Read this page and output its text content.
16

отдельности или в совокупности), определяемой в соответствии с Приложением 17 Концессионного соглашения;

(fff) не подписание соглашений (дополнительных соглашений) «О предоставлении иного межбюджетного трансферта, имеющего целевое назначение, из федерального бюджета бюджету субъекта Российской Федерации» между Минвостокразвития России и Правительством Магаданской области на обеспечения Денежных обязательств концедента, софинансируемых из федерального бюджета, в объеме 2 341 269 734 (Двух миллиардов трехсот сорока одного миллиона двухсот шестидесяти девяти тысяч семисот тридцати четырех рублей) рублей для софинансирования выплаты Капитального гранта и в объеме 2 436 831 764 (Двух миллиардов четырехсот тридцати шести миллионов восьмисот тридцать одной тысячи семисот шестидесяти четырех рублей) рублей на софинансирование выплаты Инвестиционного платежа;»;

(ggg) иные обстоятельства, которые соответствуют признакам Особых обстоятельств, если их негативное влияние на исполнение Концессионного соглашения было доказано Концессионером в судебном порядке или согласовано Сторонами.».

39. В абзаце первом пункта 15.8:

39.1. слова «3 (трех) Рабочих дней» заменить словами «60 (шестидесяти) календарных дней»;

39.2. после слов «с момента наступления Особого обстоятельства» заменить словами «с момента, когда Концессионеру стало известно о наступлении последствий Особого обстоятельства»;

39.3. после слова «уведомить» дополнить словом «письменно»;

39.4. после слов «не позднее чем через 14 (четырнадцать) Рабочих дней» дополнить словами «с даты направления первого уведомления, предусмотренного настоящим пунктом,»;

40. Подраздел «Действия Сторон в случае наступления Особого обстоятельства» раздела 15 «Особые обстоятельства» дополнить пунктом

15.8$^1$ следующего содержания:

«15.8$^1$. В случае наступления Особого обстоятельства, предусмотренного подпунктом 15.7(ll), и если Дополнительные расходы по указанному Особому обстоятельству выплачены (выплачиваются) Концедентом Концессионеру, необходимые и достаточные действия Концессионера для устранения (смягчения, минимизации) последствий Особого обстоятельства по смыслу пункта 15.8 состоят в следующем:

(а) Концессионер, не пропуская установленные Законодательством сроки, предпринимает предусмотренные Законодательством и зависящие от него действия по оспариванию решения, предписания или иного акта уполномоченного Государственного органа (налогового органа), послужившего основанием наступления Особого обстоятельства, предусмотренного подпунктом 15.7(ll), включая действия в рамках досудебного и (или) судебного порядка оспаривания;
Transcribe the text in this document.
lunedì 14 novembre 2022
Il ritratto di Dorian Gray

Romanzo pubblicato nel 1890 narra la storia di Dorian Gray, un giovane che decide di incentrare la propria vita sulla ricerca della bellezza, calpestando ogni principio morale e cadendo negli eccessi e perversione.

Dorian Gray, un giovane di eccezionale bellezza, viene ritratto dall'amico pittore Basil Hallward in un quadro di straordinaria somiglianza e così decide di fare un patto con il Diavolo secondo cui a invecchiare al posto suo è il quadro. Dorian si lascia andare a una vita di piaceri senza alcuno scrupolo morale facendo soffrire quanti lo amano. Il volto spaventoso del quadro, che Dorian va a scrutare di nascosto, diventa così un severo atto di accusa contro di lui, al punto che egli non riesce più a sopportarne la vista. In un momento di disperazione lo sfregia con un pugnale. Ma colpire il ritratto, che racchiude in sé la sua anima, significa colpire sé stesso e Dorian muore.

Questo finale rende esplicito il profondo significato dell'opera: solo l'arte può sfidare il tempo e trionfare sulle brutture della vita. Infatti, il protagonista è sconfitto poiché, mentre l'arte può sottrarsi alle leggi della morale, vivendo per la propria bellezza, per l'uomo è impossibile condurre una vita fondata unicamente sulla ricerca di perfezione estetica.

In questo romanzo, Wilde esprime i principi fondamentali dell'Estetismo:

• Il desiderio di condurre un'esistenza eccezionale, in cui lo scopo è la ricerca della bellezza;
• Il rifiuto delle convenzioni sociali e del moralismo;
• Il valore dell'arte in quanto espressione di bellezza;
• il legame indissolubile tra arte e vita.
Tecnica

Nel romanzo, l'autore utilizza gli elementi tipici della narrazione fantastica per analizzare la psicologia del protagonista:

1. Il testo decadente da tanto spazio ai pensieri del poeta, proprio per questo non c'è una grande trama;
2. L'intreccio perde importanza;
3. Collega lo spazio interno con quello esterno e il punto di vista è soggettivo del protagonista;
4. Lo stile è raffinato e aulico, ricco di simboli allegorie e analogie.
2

WRITTEN INSTRUCTION: Print the material verbatim, all of it.

COMPLETE OUTPUT:
Read this page and output its text content.
16

отдельности или в совокупности), определяемой в соответствии с Приложением 17 Концессионного соглашения;

(fff) не подписание соглашений (дополнительных соглашений) «О предоставлении иного межбюджетного трансферта, имеющего целевое назначение, из федерального бюджета бюджету субъекта Российской Федерации» между Минвостокразвития России и Правительством Магаданской области на обеспечения Денежных обязательств концедента, софинансируемых из федерального бюджета, в объеме 2 341 269 734 (Двух миллиардов трехсот сорока одного миллиона двухсот шестидесяти девяти тысяч семисот тридцати четырех рублей) рублей для софинансирования выплаты Капитального гранта и в объеме 2 436 831 764 (Двух миллиардов четырехсот тридцати шести миллионов восьмисот тридцать одной тысячи семисот шестидесяти четырех рублей) рублей на софинансирование выплаты Инвестиционного платежа;»;

(ggg) иные обстоятельства, которые соответствуют признакам Особых обстоятельств, если их негативное влияние на исполнение Концессионного соглашения было доказано Концессионером в судебном порядке или согласовано Сторонами.».

39. В абзаце первом пункта 15.8:

39.1. слова «3 (трех) Рабочих дней» заменить словами «60 (шестидесяти) календарных дней»;

39.2. после слов «с момента наступления Особого обстоятельства» заменить словами «с момента, когда Концессионеру стало известно о наступлении последствий Особого обстоятельства»;

39.3. после слова «уведомить» дополнить словом «письменно»;

39.4. после слов «не позднее чем через 14 (четырнадцать) Рабочих дней» дополнить словами «с даты направления первого уведомления, предусмотренного настоящим пунктом,»;

40. Подраздел «Действия Сторон в случае наступления Особого обстоятельства» раздела 15 «Особые обстоятельства» дополнить пунктом

15.8$^1$ следующего содержания:

«15.8$^1$. В случае наступления Особого обстоятельства, предусмотренного подпунктом 15.7(ll), и если Дополнительные расходы по указанному Особому обстоятельству выплачены (выплачиваются) Концедентом Концессионеру, необходимые и достаточные действия Концессионера для устранения (смягчения, минимизации) последствий Особого обстоятельства по смыслу пункта 15.8 состоят в следующем:

(а) Концессионер, не пропуская установленные Законодательством сроки, предпринимает предусмотренные Законодательством и зависящие от него действия по оспариванию решения, предписания или иного акта уполномоченного Государственного органа (налогового органа), послужившего основанием наступления Особого обстоятельства, предусмотренного подпунктом 15.7(ll), включая действия в рамках досудебного и (или) судебного порядка оспаривания;
Transcribe the text in this document.
lunedì 14 novembre 2022
Il ritratto di Dorian Gray

Romanzo pubblicato nel 1890 narra la storia di Dorian Gray, un giovane che decide di incentrare la propria vita sulla ricerca della bellezza, calpestando ogni principio morale e cadendo negli eccessi e perversione.

Dorian Gray, un giovane di eccezionale bellezza, viene ritratto dall'amico pittore Basil Hallward in un quadro di straordinaria somiglianza e così decide di fare un patto con il Diavolo secondo cui a invecchiare al posto suo è il quadro. Dorian si lascia andare a una vita di piaceri senza alcuno scrupolo morale facendo soffrire quanti lo amano. Il volto spaventoso del quadro, che Dorian va a scrutare di nascosto, diventa così un severo atto di accusa contro di lui, al punto che egli non riesce più a sopportarne la vista. In un momento di disperazione lo sfregia con un pugnale. Ma colpire il ritratto, che racchiude in sé la sua anima, significa colpire sé stesso e Dorian muore.

Questo finale rende esplicito il profondo significato dell'opera: solo l'arte può sfidare il tempo e trionfare sulle brutture della vita. Infatti, il protagonista è sconfitto poiché, mentre l'arte può sottrarsi alle leggi della morale, vivendo per la propria bellezza, per l'uomo è impossibile condurre una vita fondata unicamente sulla ricerca di perfezione estetica.

In questo romanzo, Wilde esprime i principi fondamentali dell'Estetismo:

• Il desiderio di condurre un'esistenza eccezionale, in cui lo scopo è la ricerca della bellezza;
• Il rifiuto delle convenzioni sociali e del moralismo;
• Il valore dell'arte in quanto espressione di bellezza;
• il legame indissolubile tra arte e vita.
Tecnica

Nel romanzo, l'autore utilizza gli elementi tipici della narrazione fantastica per analizzare la psicologia del protagonista:

1. Il testo decadente da tanto spazio ai pensieri del poeta, proprio per questo non c'è una grande trama;
2. L'intreccio perde importanza;
3. Collega lo spazio interno con quello esterno e il punto di vista è soggettivo del protagonista;
4. Lo stile è raffinato e aulico, ricco di simboli allegorie e analogie.
2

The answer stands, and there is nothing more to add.